◆ SET TASK 1: Convert the records, from their start through the line containing "The fluid valve 38 is at (177, 552).", both ends included, into a Markdown table with the columns Entry and Text, giving each line a row number and omitting blank lines.

◆ DOCUMENT PASSAGE:
##########

Hearing no response, I decided to start a blog that could do some of these things, taking the p.o.v. of a reasonable-but-skeptical person seeing the situation for the first time.
Someone who wanted questions answered in a honest and forthright fashion that citizens have the right to expect.
Hallandale Beach Blog intends to be a catalyst for positive change. http://www.hallandalebeachblog.blogspot.com/
http://www.hallandalebeachblog.blogspot.com/
Hallandale Beach Blog is where I try to inject or otherwise superimpose a degree of accountability, transparency and much-needed insight onto local Broward County government and public policy issues, which I feel is sorely lacking in local media now, despite all the technological advances that have taken place since I grew-up in South Florida in the 1970's. On this blog, I concentrate my energy, enthusiasm, anger, disdain and laser-like attention primarily on the coastal cities of Aventura, Hollywood and Hallandale Beach.
IF you lived in this part of South Florida, you'd ALREADY be in stultifying traffic, be paying higher-than-necessary taxes, and be continually musing about the chronic lack of any real accountability or transparency among not only elected govt. officials, but also of City, County and State employees as well. Collectively, with a few rare exceptions, they couldn't be farther from the sort of strong results-oriented, work-ethic mentality that citizens here deserve and are paying for.

##########

◆ RECORDS FOR THE EXERCISE:

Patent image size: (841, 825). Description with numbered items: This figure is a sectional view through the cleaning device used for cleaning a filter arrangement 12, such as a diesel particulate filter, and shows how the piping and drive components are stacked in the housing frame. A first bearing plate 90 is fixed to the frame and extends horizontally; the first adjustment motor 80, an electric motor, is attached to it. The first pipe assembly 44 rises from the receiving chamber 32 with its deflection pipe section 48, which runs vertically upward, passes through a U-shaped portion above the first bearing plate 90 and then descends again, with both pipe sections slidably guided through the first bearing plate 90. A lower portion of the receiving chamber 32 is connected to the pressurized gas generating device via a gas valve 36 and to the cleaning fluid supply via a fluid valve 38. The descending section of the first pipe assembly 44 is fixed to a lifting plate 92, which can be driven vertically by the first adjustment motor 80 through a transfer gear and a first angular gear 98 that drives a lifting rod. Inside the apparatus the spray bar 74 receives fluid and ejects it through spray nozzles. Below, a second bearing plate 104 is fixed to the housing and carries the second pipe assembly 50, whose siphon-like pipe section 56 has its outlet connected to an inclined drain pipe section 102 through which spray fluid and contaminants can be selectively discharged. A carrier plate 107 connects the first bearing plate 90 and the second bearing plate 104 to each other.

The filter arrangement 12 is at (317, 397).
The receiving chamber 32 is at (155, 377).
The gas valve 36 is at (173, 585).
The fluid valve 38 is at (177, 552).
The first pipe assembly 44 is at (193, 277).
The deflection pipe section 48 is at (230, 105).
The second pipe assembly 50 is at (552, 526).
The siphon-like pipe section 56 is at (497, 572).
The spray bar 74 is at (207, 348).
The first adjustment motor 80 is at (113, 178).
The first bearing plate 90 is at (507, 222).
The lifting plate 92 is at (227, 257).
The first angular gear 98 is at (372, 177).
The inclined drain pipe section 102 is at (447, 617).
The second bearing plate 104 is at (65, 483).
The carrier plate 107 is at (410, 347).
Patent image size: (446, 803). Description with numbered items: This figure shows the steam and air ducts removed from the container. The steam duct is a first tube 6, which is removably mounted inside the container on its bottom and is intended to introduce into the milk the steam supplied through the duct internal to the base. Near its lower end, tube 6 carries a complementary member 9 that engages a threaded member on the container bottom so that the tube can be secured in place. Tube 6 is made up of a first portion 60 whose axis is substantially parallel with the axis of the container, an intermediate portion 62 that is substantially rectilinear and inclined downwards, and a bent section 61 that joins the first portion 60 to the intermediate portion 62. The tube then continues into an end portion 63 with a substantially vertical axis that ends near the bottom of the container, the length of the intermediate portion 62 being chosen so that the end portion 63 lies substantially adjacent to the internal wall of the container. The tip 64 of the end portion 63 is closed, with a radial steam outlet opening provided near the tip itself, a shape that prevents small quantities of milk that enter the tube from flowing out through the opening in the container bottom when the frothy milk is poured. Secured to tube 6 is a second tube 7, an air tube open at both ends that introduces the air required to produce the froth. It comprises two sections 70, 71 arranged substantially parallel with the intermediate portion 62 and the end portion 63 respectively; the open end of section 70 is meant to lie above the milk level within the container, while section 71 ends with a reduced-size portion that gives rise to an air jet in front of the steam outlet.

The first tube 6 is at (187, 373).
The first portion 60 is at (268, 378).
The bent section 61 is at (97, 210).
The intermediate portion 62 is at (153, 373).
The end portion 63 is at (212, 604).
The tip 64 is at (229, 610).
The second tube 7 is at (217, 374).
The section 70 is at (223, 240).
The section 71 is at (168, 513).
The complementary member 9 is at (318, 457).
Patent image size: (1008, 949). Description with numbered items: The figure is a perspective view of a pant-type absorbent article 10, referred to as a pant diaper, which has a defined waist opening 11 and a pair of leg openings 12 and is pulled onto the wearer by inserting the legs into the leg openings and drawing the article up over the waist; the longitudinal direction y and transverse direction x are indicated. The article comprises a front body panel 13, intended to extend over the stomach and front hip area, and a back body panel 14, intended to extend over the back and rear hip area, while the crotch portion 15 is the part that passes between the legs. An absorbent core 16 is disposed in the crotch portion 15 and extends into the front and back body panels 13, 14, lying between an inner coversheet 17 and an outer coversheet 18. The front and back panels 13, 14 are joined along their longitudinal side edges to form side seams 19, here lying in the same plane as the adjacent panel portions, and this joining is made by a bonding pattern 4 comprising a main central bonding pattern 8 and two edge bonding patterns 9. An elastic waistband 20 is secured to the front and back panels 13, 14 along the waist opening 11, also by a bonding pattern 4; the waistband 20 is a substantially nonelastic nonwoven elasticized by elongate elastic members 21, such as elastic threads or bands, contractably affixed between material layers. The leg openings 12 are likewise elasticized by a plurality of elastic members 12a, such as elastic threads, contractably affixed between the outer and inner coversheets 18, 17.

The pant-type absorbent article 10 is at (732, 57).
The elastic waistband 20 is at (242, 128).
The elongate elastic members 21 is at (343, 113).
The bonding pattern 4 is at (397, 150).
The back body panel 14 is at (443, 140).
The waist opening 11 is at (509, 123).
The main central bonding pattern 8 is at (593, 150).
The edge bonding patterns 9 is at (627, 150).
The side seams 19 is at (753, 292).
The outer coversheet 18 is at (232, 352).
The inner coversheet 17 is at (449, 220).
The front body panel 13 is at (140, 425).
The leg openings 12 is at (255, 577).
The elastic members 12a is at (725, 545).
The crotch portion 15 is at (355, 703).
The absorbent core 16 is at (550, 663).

##########

◆ SET TASK 2: Extend the passage about the Hallandale Beach Blog from the point where it stops.

◆ EXERCISE ANSWER 1:
| Entry | Text |
|---|---|
| 1 | Patent image size: (841, 825). Description with numbered items: This figure is a sectional view through the cleaning device used for cleaning a filter arrangement 12, such as a diesel particulate filter, and shows how the piping and drive components are stacked in the housing frame. A first bearing plate 90 is fixed to the frame and extends horizontally; the first adjustment motor 80, an electric motor, is attached to it. The first pipe assembly 44 rises from the receiving chamber 32 with its deflection pipe section 48, which runs vertically upward, passes through a U-shaped portion above the first bearing plate 90 and then descends again, with both pipe sections slidably guided through the first bearing plate 90. A lower portion of the receiving chamber 32 is connected to the pressurized gas generating device via a gas valve 36 and to the cleaning fluid supply via a fluid valve 38. The descending section of the first pipe assembly 44 is fixed to a lifting plate 92, which can be driven vertically by the first adjustment motor 80 through a transfer gear and a first angular gear 98 that drives a lifting rod. Inside the apparatus the spray bar 74 receives fluid and ejects it through spray nozzles. Below, a second bearing plate 104 is fixed to the housing and carries the second pipe assembly 50, whose siphon-like pipe section 56 has its outlet connected to an inclined drain pipe section 102 through which spray fluid and contaminants can be selectively discharged. A carrier plate 107 connects the first bearing plate 90 and the second bearing plate 104 to each other. |
| 2 | The filter arrangement 12 is at (317, 397). |
| 3 | The receiving chamber 32 is at (155, 377). |
| 4 | The gas valve 36 is at (173, 585). |
| 5 | The fluid valve 38 is at (177, 552). |

◆ EXERCISE ANSWER 2:
This is particularly true in the town I live in, the City of Hallandale Beach, just north of Aventura and south of Hollywood. There, the Perfect Storm of years of apathy, incompetency and cronyism are all too readily apparent.
Sadly for its residents, Hallandale Beach is where even the easily-solved or entirely predictable quality-of-life problems are left to fester for YEARS on end, because of myopia, lack of common sense and the unsatisfactory management and coordination of resources and personnel.
It's a city with tremendous potential because of its terrific location and weather, yet its citizens have become numb to its outrages and screw-ups after years of the worst kind of chronic mismanagement and lack of foresight. On a daily basis, they wake up and see the same old problems again that have never being adequately resolved by the city in a logical and responsible fashion. Instead the city government either closes their eyes and hopes you'll forget the problem, or kicks them -once again- further down the road.
I used to ask myself, and not at all rhetorically, "Where are all the enterprising young reporters who want to show through their own hard work and enterprise, what REAL investigative reporting can produce?"
Hearing no response, I decided to start a blog that could do some of these things, taking the p.o.v. of a reasonable-but-skeptical person seeing the situation for the first time.
Someone who wanted questions answered in a honest and forthright fashion that citizens have the right to expect.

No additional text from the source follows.